Exercise data:
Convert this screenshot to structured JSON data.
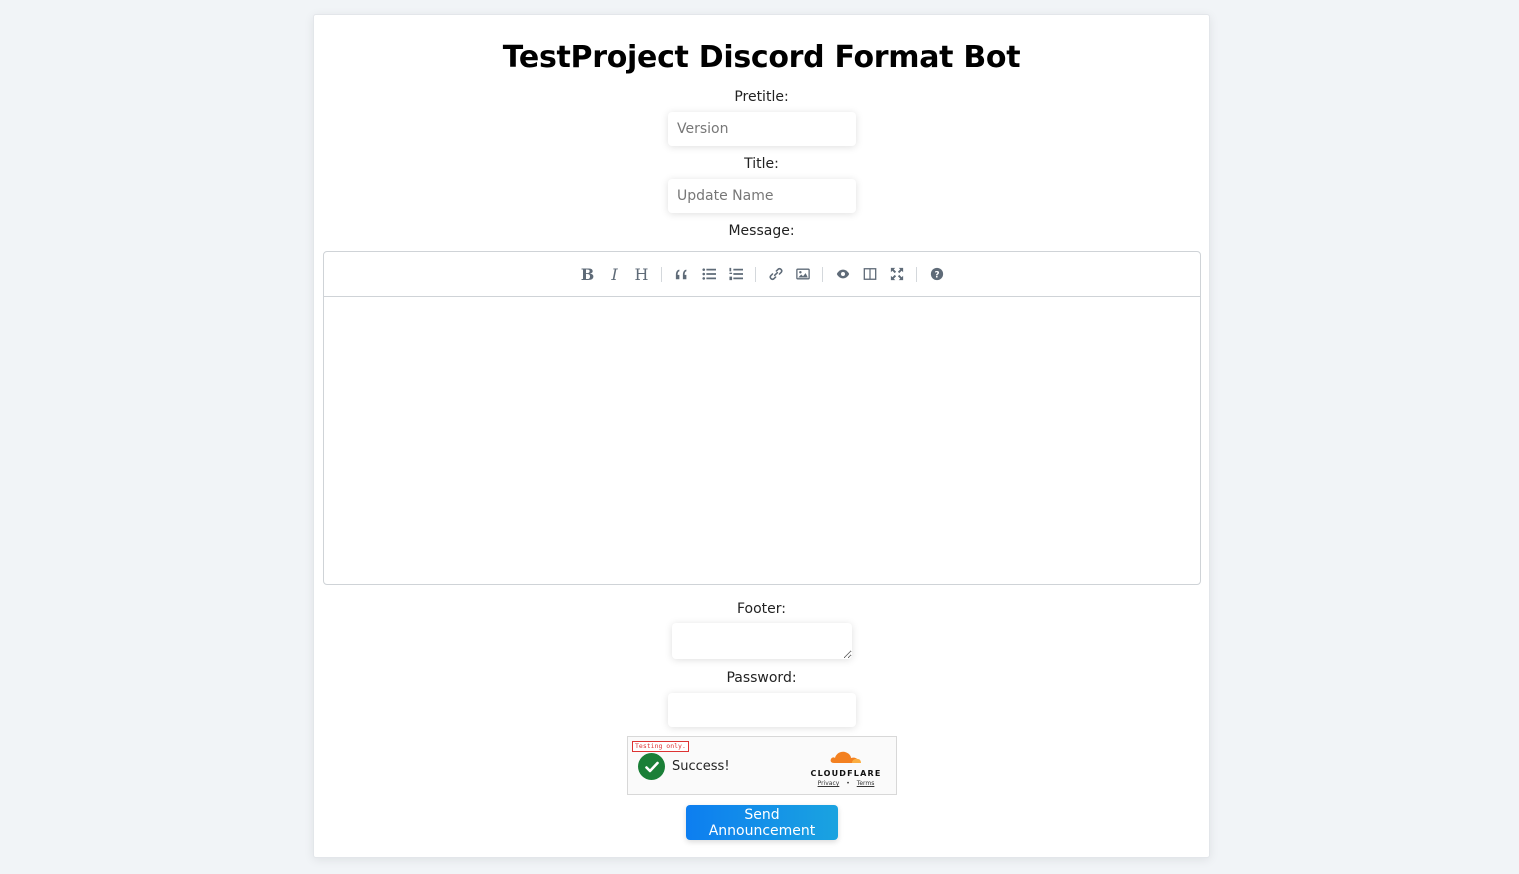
{
  "page": {
    "title": "TestProject Discord Format Bot"
  },
  "form": {
    "pretitle_label": "Pretitle:",
    "pretitle_placeholder": "Version",
    "pretitle_value": "",
    "title_label": "Title:",
    "title_placeholder": "Update Name",
    "title_value": "",
    "message_label": "Message:",
    "message_value": "",
    "footer_label": "Footer:",
    "footer_value": "",
    "password_label": "Password:",
    "password_value": "",
    "submit_label": "Send Announcement"
  },
  "editor_toolbar": {
    "bold": "B",
    "italic": "I",
    "heading": "H",
    "icons": [
      "bold-icon",
      "italic-icon",
      "heading-icon",
      "quote-icon",
      "unordered-list-icon",
      "ordered-list-icon",
      "link-icon",
      "image-icon",
      "preview-icon",
      "side-by-side-icon",
      "fullscreen-icon",
      "help-icon"
    ]
  },
  "captcha": {
    "testing_badge": "Testing only.",
    "status": "Success!",
    "provider": "CLOUDFLARE",
    "privacy": "Privacy",
    "separator": "•",
    "terms": "Terms"
  },
  "colors": {
    "background": "#f1f4f7",
    "button_gradient_start": "#0d7ef0",
    "button_gradient_end": "#1aa3e0",
    "success_green": "#1a7f37",
    "cloudflare_orange": "#f38020"
  }
}
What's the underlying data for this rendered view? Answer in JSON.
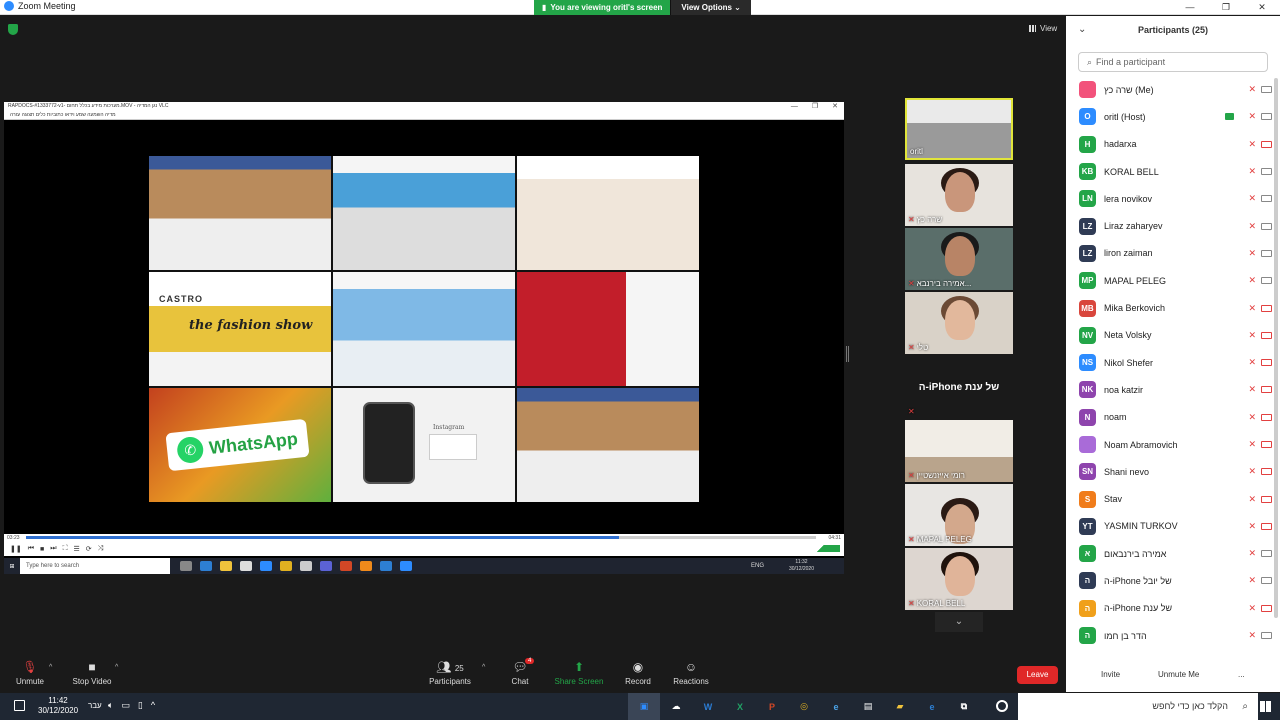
{
  "window": {
    "title": "Zoom Meeting",
    "controls": [
      "—",
      "❐",
      "✕"
    ]
  },
  "share_bar": {
    "viewing": "You are viewing oritl's screen",
    "view_options": "View Options ⌄"
  },
  "stage": {
    "view_label": "View"
  },
  "vlc": {
    "title": "RAPDOCS-#1333772-v1- מערכות מידע בכלל תחום.MOV - נגן המדיה VLC",
    "menu": "מדיה  השמעה  שמע  וידאו  כתוביות  כלים  תצוגה  עזרה",
    "time_elapsed": "03:23",
    "time_total": "04:31",
    "progress": 0.75,
    "volume": "91%"
  },
  "tiles": {
    "castro": "CASTRO",
    "fashion": "the fashion show",
    "whatsapp": "WhatsApp",
    "instagram": "Instagram"
  },
  "inner_taskbar": {
    "search": "Type here to search",
    "lang": "ENG",
    "time": "11:32",
    "date": "30/12/2020"
  },
  "thumbnails": [
    {
      "name": "oritl",
      "muted": false,
      "active": true
    },
    {
      "name": "שרה כץ",
      "muted": true
    },
    {
      "name": "אמירה בירנבא...",
      "muted": true
    },
    {
      "name": "טלי",
      "muted": true
    },
    {
      "name": "",
      "big_label": "ה-iPhone של ענת",
      "muted": true
    },
    {
      "name": "רומי אייזנשטיין",
      "muted": true
    },
    {
      "name": "MAPAL PELEG",
      "muted": true
    },
    {
      "name": "KORAL BELL",
      "muted": true
    }
  ],
  "participants": {
    "title": "Participants (25)",
    "search_placeholder": "Find a participant",
    "list": [
      {
        "initials": "",
        "name": "שרה כץ (Me)",
        "color": "#f2527b",
        "sharing": false,
        "video": true
      },
      {
        "initials": "O",
        "name": "oritl (Host)",
        "color": "#2d8cff",
        "sharing": true,
        "video": true
      },
      {
        "initials": "H",
        "name": "hadarxa",
        "color": "#23a548",
        "sharing": false,
        "video": false
      },
      {
        "initials": "KB",
        "name": "KORAL BELL",
        "color": "#23a548",
        "sharing": false,
        "video": true
      },
      {
        "initials": "LN",
        "name": "lera novikov",
        "color": "#23a548",
        "sharing": false,
        "video": true
      },
      {
        "initials": "LZ",
        "name": "Liraz zaharyev",
        "color": "#2f3b55",
        "sharing": false,
        "video": true
      },
      {
        "initials": "LZ",
        "name": "liron zaiman",
        "color": "#2f3b55",
        "sharing": false,
        "video": true
      },
      {
        "initials": "MP",
        "name": "MAPAL PELEG",
        "color": "#23a548",
        "sharing": false,
        "video": true
      },
      {
        "initials": "MB",
        "name": "Mika Berkovich",
        "color": "#d9463c",
        "sharing": false,
        "video": false
      },
      {
        "initials": "NV",
        "name": "Neta Volsky",
        "color": "#23a548",
        "sharing": false,
        "video": false
      },
      {
        "initials": "NS",
        "name": "Nikol Shefer",
        "color": "#2d8cff",
        "sharing": false,
        "video": false
      },
      {
        "initials": "NK",
        "name": "noa katzir",
        "color": "#8e44ad",
        "sharing": false,
        "video": false
      },
      {
        "initials": "N",
        "name": "noam",
        "color": "#8e44ad",
        "sharing": false,
        "video": false
      },
      {
        "initials": "",
        "name": "Noam Abramovich",
        "color": "#a96bd8",
        "sharing": false,
        "video": false
      },
      {
        "initials": "SN",
        "name": "Shani nevo",
        "color": "#8e44ad",
        "sharing": false,
        "video": false
      },
      {
        "initials": "S",
        "name": "Stav",
        "color": "#f07c1b",
        "sharing": false,
        "video": false
      },
      {
        "initials": "YT",
        "name": "YASMIN TURKOV",
        "color": "#2f3b55",
        "sharing": false,
        "video": false
      },
      {
        "initials": "א",
        "name": "אמירה בירנבאום",
        "color": "#23a548",
        "sharing": false,
        "video": true
      },
      {
        "initials": "ה",
        "name": "ה-iPhone של יובל",
        "color": "#2f3b55",
        "sharing": false,
        "video": true
      },
      {
        "initials": "ה",
        "name": "ה-iPhone של ענת",
        "color": "#f0a01b",
        "sharing": false,
        "video": false
      },
      {
        "initials": "ה",
        "name": "הדר בן חמו",
        "color": "#23a548",
        "sharing": false,
        "video": true
      }
    ],
    "invite": "Invite",
    "unmute_me": "Unmute Me",
    "more": "..."
  },
  "toolbar": {
    "unmute": "Unmute",
    "stop_video": "Stop Video",
    "participants": "Participants",
    "participants_count": "25",
    "chat": "Chat",
    "chat_badge": "4",
    "share_screen": "Share Screen",
    "record": "Record",
    "reactions": "Reactions",
    "leave": "Leave"
  },
  "taskbar": {
    "time": "11:42",
    "date": "30/12/2020",
    "lang": "עבר",
    "search": "הקלד כאן כדי לחפש"
  },
  "colors": {
    "accent_green": "#23a548",
    "zoom_blue": "#2d8cff",
    "leave_red": "#e02828"
  }
}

Given problem: The records shown above are to be repeated exactly, with the pictures left out.

Result for this task:
Convert this screenshot to structured JSON data.
{
  "page": {
    "title": "TestProject Discord Format Bot"
  },
  "form": {
    "pretitle_label": "Pretitle:",
    "pretitle_placeholder": "Version",
    "pretitle_value": "",
    "title_label": "Title:",
    "title_placeholder": "Update Name",
    "title_value": "",
    "message_label": "Message:",
    "message_value": "",
    "footer_label": "Footer:",
    "footer_value": "",
    "password_label": "Password:",
    "password_value": "",
    "submit_label": "Send Announcement"
  },
  "editor_toolbar": {
    "bold": "B",
    "italic": "I",
    "heading": "H",
    "icons": [
      "bold-icon",
      "italic-icon",
      "heading-icon",
      "quote-icon",
      "unordered-list-icon",
      "ordered-list-icon",
      "link-icon",
      "image-icon",
      "preview-icon",
      "side-by-side-icon",
      "fullscreen-icon",
      "help-icon"
    ]
  },
  "captcha": {
    "testing_badge": "Testing only.",
    "status": "Success!",
    "provider": "CLOUDFLARE",
    "privacy": "Privacy",
    "separator": "•",
    "terms": "Terms"
  },
  "colors": {
    "background": "#f1f4f7",
    "button_gradient_start": "#0d7ef0",
    "button_gradient_end": "#1aa3e0",
    "success_green": "#1a7f37",
    "cloudflare_orange": "#f38020"
  }
}
What's the underlying data for this rendered view? Answer in JSON.
{
  "window": {
    "title": "Zoom Meeting",
    "controls": [
      "—",
      "❐",
      "✕"
    ]
  },
  "share_bar": {
    "viewing": "You are viewing oritl's screen",
    "view_options": "View Options ⌄"
  },
  "stage": {
    "view_label": "View"
  },
  "vlc": {
    "title": "RAPDOCS-#1333772-v1- מערכות מידע בכלל תחום.MOV - נגן המדיה VLC",
    "menu": "מדיה  השמעה  שמע  וידאו  כתוביות  כלים  תצוגה  עזרה",
    "time_elapsed": "03:23",
    "time_total": "04:31",
    "progress": 0.75,
    "volume": "91%"
  },
  "tiles": {
    "castro": "CASTRO",
    "fashion": "the fashion show",
    "whatsapp": "WhatsApp",
    "instagram": "Instagram"
  },
  "inner_taskbar": {
    "search": "Type here to search",
    "lang": "ENG",
    "time": "11:32",
    "date": "30/12/2020"
  },
  "thumbnails": [
    {
      "name": "oritl",
      "muted": false,
      "active": true
    },
    {
      "name": "שרה כץ",
      "muted": true
    },
    {
      "name": "אמירה בירנבא...",
      "muted": true
    },
    {
      "name": "טלי",
      "muted": true
    },
    {
      "name": "",
      "big_label": "ה-iPhone של ענת",
      "muted": true
    },
    {
      "name": "רומי אייזנשטיין",
      "muted": true
    },
    {
      "name": "MAPAL PELEG",
      "muted": true
    },
    {
      "name": "KORAL BELL",
      "muted": true
    }
  ],
  "participants": {
    "title": "Participants (25)",
    "search_placeholder": "Find a participant",
    "list": [
      {
        "initials": "",
        "name": "שרה כץ (Me)",
        "color": "#f2527b",
        "sharing": false,
        "video": true
      },
      {
        "initials": "O",
        "name": "oritl (Host)",
        "color": "#2d8cff",
        "sharing": true,
        "video": true
      },
      {
        "initials": "H",
        "name": "hadarxa",
        "color": "#23a548",
        "sharing": false,
        "video": false
      },
      {
        "initials": "KB",
        "name": "KORAL BELL",
        "color": "#23a548",
        "sharing": false,
        "video": true
      },
      {
        "initials": "LN",
        "name": "lera novikov",
        "color": "#23a548",
        "sharing": false,
        "video": true
      },
      {
        "initials": "LZ",
        "name": "Liraz zaharyev",
        "color": "#2f3b55",
        "sharing": false,
        "video": true
      },
      {
        "initials": "LZ",
        "name": "liron zaiman",
        "color": "#2f3b55",
        "sharing": false,
        "video": true
      },
      {
        "initials": "MP",
        "name": "MAPAL PELEG",
        "color": "#23a548",
        "sharing": false,
        "video": true
      },
      {
        "initials": "MB",
        "name": "Mika Berkovich",
        "color": "#d9463c",
        "sharing": false,
        "video": false
      },
      {
        "initials": "NV",
        "name": "Neta Volsky",
        "color": "#23a548",
        "sharing": false,
        "video": false
      },
      {
        "initials": "NS",
        "name": "Nikol Shefer",
        "color": "#2d8cff",
        "sharing": false,
        "video": false
      },
      {
        "initials": "NK",
        "name": "noa katzir",
        "color": "#8e44ad",
        "sharing": false,
        "video": false
      },
      {
        "initials": "N",
        "name": "noam",
        "color": "#8e44ad",
        "sharing": false,
        "video": false
      },
      {
        "initials": "",
        "name": "Noam Abramovich",
        "color": "#a96bd8",
        "sharing": false,
        "video": false
      },
      {
        "initials": "SN",
        "name": "Shani nevo",
        "color": "#8e44ad",
        "sharing": false,
        "video": false
      },
      {
        "initials": "S",
        "name": "Stav",
        "color": "#f07c1b",
        "sharing": false,
        "video": false
      },
      {
        "initials": "YT",
        "name": "YASMIN TURKOV",
        "color": "#2f3b55",
        "sharing": false,
        "video": false
      },
      {
        "initials": "א",
        "name": "אמירה בירנבאום",
        "color": "#23a548",
        "sharing": false,
        "video": true
      },
      {
        "initials": "ה",
        "name": "ה-iPhone של יובל",
        "color": "#2f3b55",
        "sharing": false,
        "video": true
      },
      {
        "initials": "ה",
        "name": "ה-iPhone של ענת",
        "color": "#f0a01b",
        "sharing": false,
        "video": false
      },
      {
        "initials": "ה",
        "name": "הדר בן חמו",
        "color": "#23a548",
        "sharing": false,
        "video": true
      }
    ],
    "invite": "Invite",
    "unmute_me": "Unmute Me",
    "more": "..."
  },
  "toolbar": {
    "unmute": "Unmute",
    "stop_video": "Stop Video",
    "participants": "Participants",
    "participants_count": "25",
    "chat": "Chat",
    "chat_badge": "4",
    "share_screen": "Share Screen",
    "record": "Record",
    "reactions": "Reactions",
    "leave": "Leave"
  },
  "taskbar": {
    "time": "11:42",
    "date": "30/12/2020",
    "lang": "עבר",
    "search": "הקלד כאן כדי לחפש"
  },
  "colors": {
    "accent_green": "#23a548",
    "zoom_blue": "#2d8cff",
    "leave_red": "#e02828"
  }
}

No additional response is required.